Pull out from the material below all lines with "incentive".
━━━━━ Listing
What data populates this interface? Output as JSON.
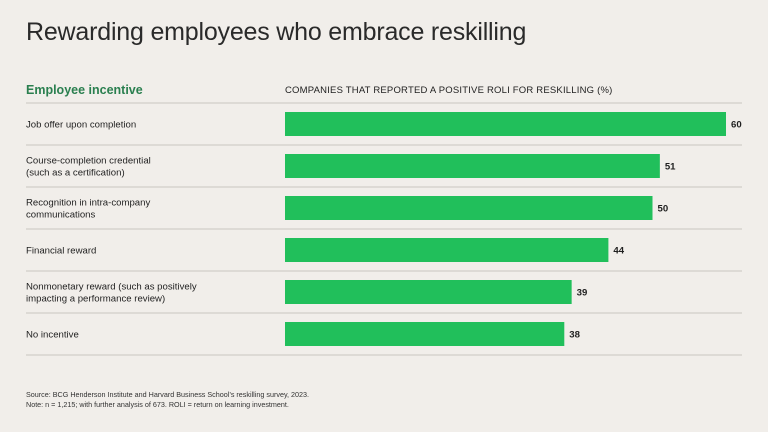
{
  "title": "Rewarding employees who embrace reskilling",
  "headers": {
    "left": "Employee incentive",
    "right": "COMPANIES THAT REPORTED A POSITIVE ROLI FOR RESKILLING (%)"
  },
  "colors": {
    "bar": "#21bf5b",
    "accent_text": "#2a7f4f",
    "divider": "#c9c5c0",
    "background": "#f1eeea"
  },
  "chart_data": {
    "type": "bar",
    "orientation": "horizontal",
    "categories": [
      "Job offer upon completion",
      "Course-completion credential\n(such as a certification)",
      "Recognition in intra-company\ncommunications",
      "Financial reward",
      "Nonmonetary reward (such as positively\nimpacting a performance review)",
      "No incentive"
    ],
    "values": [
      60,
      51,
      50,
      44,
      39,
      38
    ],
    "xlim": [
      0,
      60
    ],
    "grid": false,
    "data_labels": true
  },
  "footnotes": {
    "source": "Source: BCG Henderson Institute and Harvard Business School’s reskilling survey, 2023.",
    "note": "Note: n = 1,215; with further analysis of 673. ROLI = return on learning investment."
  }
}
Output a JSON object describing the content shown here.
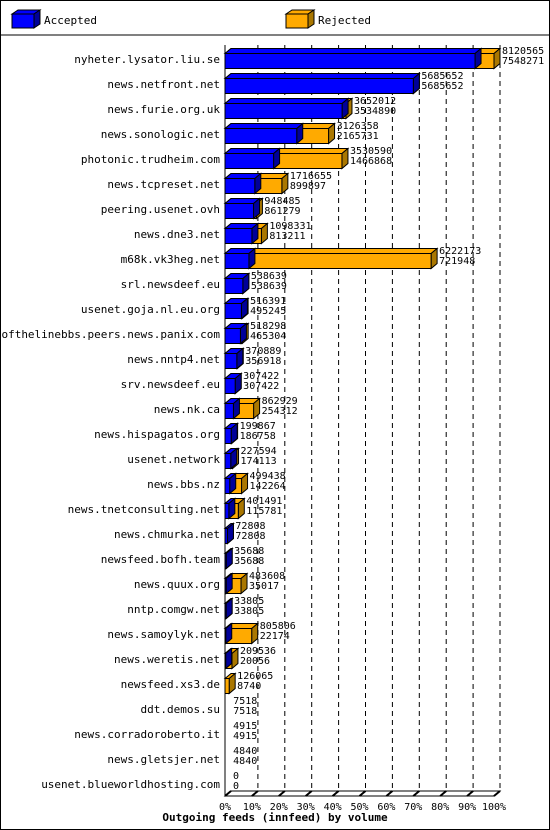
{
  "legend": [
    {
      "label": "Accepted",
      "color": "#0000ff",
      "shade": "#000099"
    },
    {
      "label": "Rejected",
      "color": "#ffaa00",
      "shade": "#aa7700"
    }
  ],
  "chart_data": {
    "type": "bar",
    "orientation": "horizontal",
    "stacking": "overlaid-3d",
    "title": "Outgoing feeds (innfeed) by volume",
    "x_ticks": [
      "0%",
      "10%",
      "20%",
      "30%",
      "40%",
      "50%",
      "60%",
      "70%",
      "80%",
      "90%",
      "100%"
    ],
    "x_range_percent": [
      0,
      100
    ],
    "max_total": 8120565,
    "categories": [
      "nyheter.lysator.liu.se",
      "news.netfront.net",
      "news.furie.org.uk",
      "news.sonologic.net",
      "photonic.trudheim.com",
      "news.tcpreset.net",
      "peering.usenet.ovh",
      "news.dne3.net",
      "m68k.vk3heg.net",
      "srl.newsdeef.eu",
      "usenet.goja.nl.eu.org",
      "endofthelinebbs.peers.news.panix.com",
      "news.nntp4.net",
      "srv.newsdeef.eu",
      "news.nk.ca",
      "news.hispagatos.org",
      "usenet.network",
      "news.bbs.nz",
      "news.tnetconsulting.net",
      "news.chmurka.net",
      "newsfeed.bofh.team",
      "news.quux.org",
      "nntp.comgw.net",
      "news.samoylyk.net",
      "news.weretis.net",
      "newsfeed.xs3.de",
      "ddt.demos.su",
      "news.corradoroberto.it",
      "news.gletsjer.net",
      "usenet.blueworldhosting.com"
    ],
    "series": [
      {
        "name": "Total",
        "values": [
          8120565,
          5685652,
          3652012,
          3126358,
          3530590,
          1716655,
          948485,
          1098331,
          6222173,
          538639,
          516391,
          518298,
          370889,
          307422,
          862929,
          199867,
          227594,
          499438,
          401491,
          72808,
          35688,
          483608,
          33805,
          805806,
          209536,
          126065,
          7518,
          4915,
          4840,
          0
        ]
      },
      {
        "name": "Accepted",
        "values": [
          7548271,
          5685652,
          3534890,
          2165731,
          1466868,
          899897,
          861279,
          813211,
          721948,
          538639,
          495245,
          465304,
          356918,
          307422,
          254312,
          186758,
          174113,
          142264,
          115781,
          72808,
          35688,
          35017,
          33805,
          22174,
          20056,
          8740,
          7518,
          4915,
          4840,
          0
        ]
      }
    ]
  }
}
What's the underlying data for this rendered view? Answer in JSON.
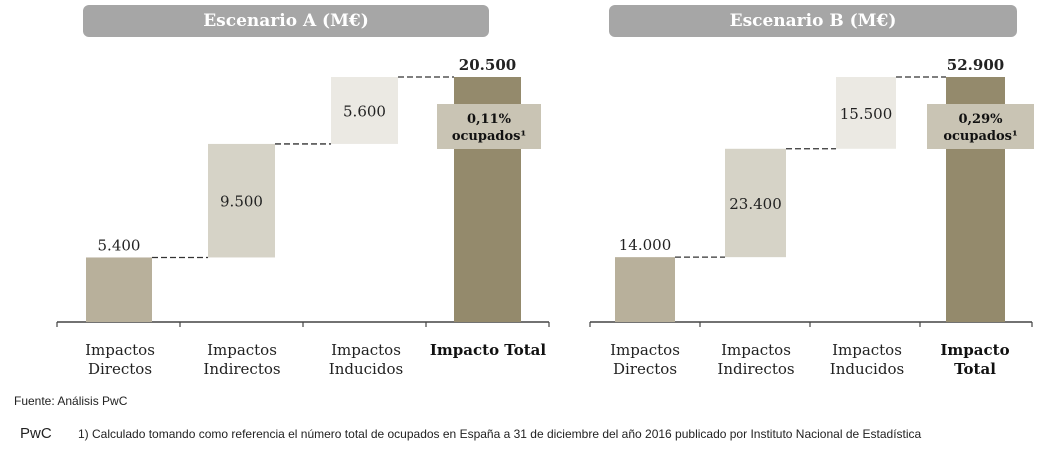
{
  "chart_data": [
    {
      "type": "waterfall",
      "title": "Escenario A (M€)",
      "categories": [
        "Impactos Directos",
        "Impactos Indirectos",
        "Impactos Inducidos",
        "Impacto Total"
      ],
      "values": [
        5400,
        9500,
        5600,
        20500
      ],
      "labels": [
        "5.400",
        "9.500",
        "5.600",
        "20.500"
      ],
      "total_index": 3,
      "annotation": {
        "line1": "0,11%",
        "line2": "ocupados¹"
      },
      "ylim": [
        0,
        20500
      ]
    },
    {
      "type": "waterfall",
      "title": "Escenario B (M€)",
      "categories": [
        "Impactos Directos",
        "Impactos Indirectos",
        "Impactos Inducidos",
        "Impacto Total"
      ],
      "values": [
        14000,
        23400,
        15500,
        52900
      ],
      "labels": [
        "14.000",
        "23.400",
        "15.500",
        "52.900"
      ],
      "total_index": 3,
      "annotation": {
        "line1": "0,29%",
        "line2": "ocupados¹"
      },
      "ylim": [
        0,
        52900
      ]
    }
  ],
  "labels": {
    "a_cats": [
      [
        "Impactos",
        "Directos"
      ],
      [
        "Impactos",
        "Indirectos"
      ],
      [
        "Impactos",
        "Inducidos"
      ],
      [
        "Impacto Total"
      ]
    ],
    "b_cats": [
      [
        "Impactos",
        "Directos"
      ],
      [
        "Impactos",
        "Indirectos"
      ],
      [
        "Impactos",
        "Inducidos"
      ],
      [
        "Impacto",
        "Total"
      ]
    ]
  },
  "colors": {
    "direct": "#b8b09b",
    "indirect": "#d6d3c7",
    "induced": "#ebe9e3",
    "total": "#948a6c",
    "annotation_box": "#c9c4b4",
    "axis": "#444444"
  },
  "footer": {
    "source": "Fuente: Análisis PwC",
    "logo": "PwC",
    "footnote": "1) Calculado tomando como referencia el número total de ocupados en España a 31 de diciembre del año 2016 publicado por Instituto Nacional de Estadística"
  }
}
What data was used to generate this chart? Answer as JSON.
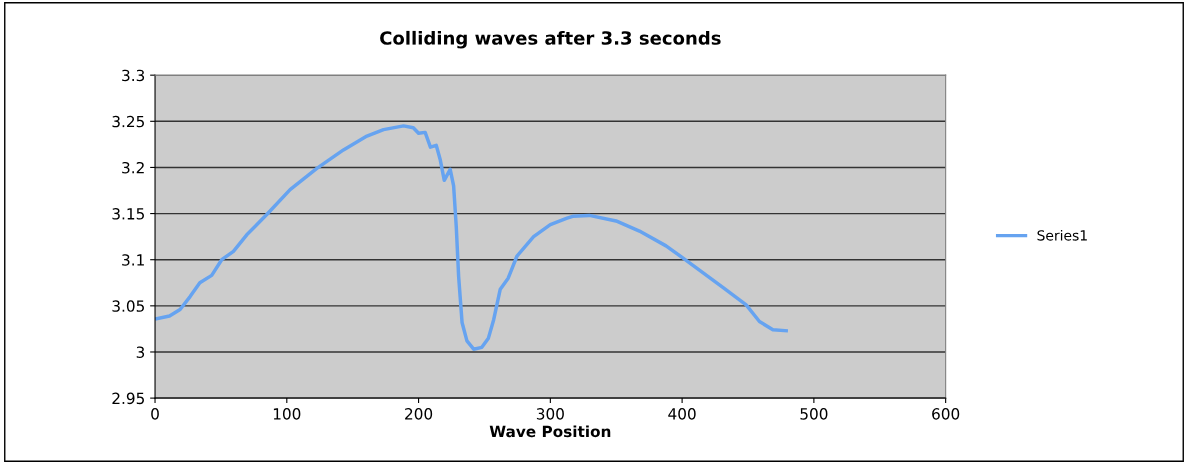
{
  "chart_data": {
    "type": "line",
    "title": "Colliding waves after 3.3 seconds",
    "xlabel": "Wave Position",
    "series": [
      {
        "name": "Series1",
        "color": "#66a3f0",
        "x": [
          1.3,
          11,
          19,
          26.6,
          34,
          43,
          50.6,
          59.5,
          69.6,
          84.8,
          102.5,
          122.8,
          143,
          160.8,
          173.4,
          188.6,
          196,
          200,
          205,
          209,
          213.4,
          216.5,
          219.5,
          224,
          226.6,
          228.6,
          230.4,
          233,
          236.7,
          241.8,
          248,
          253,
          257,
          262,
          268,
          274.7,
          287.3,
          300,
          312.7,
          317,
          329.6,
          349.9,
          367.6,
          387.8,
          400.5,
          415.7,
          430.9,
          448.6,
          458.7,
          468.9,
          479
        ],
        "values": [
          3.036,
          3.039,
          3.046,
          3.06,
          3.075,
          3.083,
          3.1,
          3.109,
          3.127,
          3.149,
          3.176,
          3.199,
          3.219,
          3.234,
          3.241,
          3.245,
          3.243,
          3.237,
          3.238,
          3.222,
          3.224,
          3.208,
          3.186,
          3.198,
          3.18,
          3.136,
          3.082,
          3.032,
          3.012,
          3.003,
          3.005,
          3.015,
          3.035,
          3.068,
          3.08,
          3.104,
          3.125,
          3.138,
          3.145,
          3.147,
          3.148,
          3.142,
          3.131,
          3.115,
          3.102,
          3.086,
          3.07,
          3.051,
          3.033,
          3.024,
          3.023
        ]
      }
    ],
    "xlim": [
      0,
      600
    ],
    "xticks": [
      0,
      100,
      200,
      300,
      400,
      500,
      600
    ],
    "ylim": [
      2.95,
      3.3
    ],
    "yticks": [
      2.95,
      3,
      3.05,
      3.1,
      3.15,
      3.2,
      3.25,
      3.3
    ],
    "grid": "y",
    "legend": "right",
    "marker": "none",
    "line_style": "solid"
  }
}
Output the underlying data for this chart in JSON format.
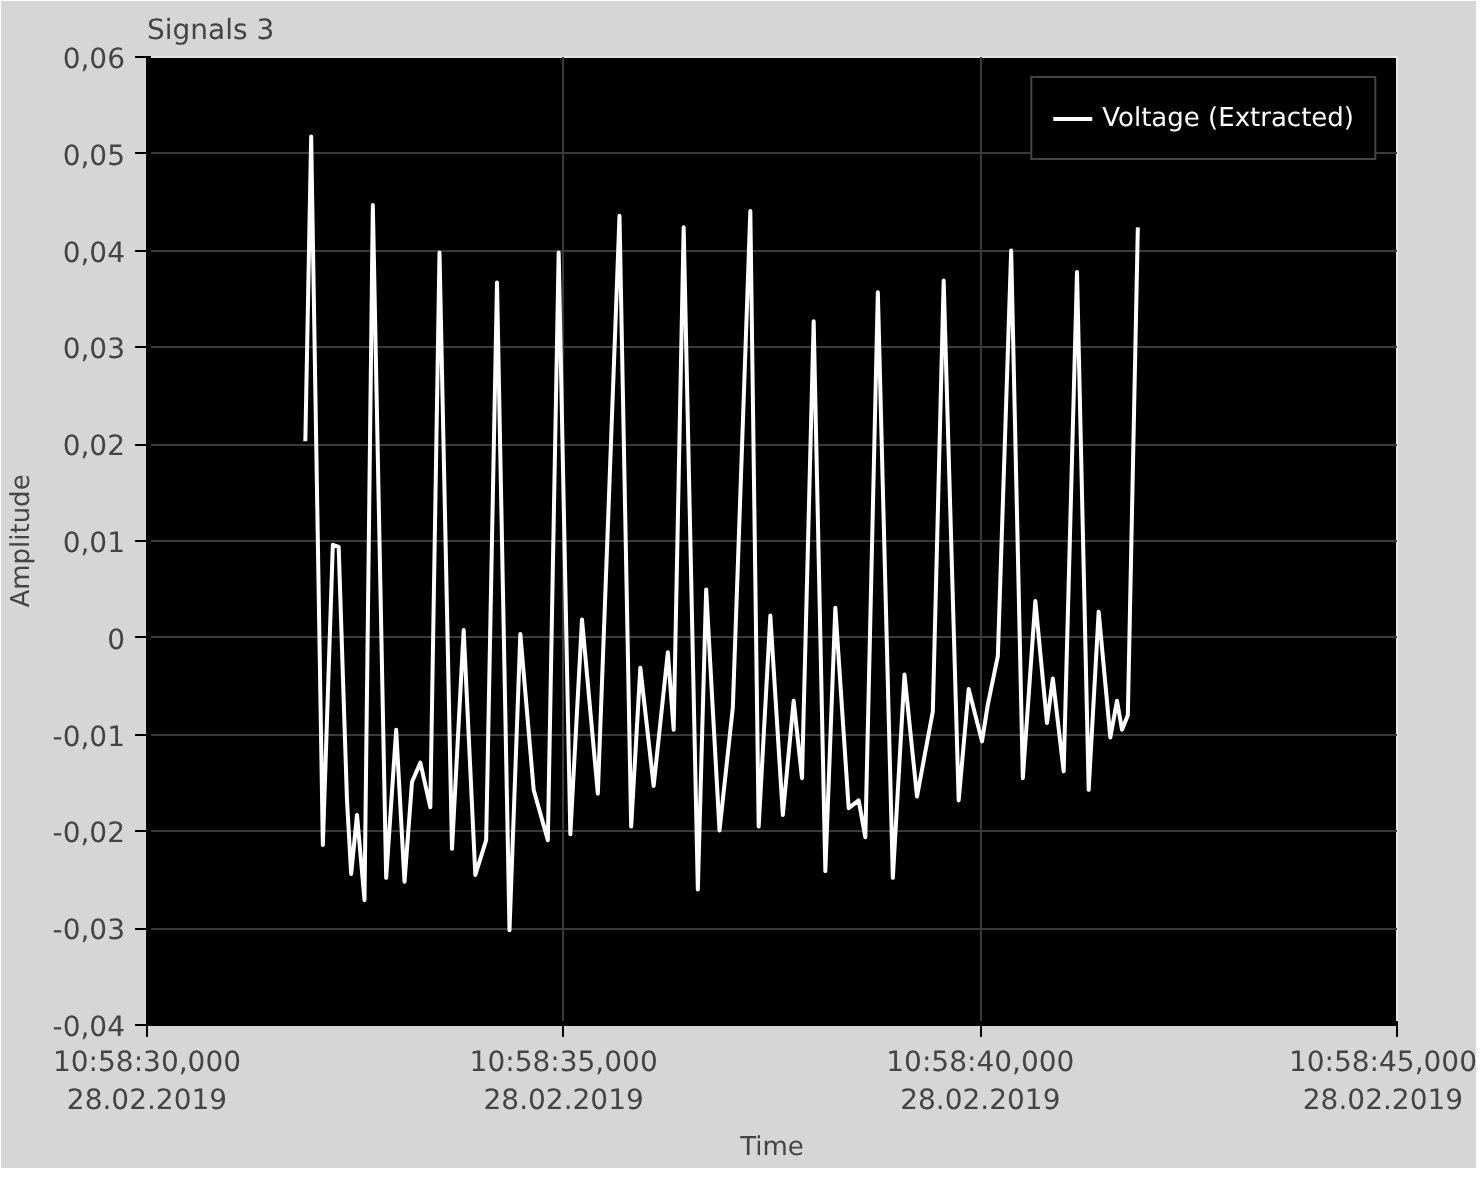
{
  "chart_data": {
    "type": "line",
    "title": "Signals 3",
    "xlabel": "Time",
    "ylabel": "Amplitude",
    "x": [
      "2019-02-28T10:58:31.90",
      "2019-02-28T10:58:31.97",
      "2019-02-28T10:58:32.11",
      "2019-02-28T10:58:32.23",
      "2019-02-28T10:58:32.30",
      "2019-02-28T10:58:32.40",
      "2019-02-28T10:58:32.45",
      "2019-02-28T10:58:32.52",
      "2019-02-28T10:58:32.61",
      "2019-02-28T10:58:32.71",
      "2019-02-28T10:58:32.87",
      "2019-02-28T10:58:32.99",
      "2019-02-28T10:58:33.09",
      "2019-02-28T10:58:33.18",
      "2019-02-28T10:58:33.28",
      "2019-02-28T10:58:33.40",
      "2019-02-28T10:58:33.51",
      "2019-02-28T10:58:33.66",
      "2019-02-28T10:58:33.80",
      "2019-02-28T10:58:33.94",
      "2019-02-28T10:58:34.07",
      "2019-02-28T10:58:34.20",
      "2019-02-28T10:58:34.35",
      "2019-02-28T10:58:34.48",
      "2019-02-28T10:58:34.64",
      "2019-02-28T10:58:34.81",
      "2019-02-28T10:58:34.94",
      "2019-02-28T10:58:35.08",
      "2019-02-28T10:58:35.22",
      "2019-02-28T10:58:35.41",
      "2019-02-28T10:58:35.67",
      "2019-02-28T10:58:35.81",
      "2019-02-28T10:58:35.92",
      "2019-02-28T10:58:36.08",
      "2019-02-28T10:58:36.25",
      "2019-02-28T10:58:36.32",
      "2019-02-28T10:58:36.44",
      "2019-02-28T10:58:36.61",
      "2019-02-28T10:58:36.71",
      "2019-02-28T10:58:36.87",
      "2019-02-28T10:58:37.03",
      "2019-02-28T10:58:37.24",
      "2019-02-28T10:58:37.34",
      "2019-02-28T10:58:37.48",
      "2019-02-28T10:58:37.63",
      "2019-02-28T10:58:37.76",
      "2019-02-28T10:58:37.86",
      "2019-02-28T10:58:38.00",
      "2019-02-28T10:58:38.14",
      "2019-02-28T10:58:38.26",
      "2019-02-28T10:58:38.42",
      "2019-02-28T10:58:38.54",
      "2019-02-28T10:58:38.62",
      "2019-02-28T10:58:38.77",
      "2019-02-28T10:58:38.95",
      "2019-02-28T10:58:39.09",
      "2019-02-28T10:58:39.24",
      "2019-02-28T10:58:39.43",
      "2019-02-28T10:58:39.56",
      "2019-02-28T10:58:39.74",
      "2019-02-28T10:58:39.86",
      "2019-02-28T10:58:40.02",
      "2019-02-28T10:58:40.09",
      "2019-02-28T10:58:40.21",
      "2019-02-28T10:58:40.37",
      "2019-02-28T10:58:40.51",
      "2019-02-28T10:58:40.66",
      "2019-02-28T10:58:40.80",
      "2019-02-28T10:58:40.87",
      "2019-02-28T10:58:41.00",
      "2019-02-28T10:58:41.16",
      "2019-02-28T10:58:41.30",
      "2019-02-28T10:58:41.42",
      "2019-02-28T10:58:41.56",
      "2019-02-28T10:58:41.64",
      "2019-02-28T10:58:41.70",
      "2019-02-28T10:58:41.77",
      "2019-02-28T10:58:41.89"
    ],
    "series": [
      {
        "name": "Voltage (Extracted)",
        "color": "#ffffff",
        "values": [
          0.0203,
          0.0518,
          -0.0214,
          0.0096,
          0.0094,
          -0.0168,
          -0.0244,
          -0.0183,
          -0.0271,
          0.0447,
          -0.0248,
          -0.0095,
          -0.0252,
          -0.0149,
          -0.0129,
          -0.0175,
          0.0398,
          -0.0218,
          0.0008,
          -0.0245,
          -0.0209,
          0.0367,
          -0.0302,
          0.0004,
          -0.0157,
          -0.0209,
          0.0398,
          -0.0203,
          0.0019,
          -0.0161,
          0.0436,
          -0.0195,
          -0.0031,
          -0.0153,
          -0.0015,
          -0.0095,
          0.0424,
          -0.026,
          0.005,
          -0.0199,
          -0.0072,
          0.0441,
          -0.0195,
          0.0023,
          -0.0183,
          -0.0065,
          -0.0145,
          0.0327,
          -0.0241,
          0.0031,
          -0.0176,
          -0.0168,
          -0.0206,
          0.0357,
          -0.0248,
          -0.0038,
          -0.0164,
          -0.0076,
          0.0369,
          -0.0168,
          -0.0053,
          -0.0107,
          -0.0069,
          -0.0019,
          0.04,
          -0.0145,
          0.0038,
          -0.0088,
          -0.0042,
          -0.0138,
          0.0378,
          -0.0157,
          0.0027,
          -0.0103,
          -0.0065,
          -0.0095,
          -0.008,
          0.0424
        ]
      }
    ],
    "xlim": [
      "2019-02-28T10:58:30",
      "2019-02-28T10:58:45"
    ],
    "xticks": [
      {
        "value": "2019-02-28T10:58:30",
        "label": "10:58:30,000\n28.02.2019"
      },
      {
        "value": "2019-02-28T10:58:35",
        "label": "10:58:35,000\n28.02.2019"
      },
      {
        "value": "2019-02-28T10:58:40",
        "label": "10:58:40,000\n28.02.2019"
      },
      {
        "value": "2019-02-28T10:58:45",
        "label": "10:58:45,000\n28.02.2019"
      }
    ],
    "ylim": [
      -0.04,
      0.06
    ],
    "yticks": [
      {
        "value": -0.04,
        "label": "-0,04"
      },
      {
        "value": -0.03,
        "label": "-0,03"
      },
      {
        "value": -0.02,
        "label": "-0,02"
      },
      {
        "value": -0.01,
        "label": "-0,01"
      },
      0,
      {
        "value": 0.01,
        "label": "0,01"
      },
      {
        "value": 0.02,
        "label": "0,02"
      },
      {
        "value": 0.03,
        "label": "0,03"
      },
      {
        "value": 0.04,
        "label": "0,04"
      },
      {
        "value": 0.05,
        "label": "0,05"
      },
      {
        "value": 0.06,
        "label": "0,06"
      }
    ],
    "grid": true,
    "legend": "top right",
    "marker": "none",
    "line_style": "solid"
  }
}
━━━━━━━━━━
(Solved exercise):
    "left": "Employee incentive",
      "No incentive"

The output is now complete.